Exercise: Using the data below, gather each line that includes the word "screenshot".

Supplied material:
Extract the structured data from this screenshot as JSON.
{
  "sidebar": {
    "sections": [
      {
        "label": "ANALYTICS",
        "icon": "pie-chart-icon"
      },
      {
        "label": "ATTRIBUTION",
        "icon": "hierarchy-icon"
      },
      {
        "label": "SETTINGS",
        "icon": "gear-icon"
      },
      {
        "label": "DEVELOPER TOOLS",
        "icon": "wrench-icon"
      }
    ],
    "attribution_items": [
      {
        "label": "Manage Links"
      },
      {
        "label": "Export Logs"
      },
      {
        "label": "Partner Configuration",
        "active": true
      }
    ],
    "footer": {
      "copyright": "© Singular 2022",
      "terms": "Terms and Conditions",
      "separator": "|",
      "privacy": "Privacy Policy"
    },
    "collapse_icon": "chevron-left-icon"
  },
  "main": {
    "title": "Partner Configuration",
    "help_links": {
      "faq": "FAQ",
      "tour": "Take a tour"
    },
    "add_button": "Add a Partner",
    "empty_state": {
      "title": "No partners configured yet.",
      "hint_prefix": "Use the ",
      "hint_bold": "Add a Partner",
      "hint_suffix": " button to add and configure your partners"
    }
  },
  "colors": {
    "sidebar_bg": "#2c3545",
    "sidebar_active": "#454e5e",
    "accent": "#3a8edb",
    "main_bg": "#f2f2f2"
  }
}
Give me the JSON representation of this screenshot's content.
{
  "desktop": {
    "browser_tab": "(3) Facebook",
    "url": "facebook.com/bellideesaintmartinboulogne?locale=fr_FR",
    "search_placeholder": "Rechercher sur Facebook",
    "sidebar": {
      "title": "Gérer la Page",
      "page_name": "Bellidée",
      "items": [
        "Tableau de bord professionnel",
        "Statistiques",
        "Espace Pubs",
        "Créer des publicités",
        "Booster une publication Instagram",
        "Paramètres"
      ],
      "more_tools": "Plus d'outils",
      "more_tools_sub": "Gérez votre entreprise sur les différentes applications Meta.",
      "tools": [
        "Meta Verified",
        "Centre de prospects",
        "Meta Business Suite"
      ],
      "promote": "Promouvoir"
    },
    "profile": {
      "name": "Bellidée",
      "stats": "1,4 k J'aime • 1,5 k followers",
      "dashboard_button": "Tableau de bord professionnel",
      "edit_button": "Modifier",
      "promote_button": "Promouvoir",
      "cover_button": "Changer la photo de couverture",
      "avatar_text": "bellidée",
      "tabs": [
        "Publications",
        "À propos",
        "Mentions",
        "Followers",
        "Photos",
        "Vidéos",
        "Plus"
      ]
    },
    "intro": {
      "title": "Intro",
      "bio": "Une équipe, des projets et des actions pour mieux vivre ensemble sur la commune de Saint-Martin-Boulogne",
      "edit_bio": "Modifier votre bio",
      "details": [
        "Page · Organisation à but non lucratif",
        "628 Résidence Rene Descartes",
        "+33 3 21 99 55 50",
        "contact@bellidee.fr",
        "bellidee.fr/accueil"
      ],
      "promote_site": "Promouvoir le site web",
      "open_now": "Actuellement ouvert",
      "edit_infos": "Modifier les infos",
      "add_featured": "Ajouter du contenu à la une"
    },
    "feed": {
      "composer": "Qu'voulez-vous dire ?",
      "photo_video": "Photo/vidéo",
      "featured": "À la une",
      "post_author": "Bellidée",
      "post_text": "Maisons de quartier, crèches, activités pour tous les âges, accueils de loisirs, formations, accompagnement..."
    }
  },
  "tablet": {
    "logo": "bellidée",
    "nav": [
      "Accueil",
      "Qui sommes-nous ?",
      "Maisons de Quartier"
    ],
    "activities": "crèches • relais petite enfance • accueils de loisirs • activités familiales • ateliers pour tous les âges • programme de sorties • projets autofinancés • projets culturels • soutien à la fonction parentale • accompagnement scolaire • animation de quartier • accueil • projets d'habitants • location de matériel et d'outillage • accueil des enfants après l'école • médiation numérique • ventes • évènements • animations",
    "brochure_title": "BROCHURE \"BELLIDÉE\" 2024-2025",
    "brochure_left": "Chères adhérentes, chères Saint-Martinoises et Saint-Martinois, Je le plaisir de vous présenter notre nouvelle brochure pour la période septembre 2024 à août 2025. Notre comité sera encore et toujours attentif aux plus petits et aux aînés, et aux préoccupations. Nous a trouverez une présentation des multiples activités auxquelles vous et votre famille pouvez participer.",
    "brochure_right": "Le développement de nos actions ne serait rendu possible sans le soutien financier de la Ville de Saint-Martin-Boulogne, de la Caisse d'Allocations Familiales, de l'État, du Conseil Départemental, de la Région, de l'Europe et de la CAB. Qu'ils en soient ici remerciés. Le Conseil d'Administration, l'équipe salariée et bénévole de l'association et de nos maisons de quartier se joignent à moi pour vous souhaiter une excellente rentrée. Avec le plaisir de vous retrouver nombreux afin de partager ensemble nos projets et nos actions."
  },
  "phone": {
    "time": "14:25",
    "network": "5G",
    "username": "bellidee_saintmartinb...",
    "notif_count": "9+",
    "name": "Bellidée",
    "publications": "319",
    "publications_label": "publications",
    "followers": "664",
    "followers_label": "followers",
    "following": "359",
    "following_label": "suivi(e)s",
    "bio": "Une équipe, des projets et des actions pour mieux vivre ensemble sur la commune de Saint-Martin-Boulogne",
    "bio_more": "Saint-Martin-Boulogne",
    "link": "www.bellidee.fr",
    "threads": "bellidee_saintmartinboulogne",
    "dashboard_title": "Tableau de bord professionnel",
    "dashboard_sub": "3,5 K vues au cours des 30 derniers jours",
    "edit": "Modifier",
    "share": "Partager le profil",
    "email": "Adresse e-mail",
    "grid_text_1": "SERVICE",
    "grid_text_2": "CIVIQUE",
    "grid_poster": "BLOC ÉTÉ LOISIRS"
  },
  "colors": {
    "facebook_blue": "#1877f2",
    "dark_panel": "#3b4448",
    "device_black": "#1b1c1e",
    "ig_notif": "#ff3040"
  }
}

Complete output:
Extract the structured data from this screenshot as JSON.
Give me the JSON representation of this screenshot's content.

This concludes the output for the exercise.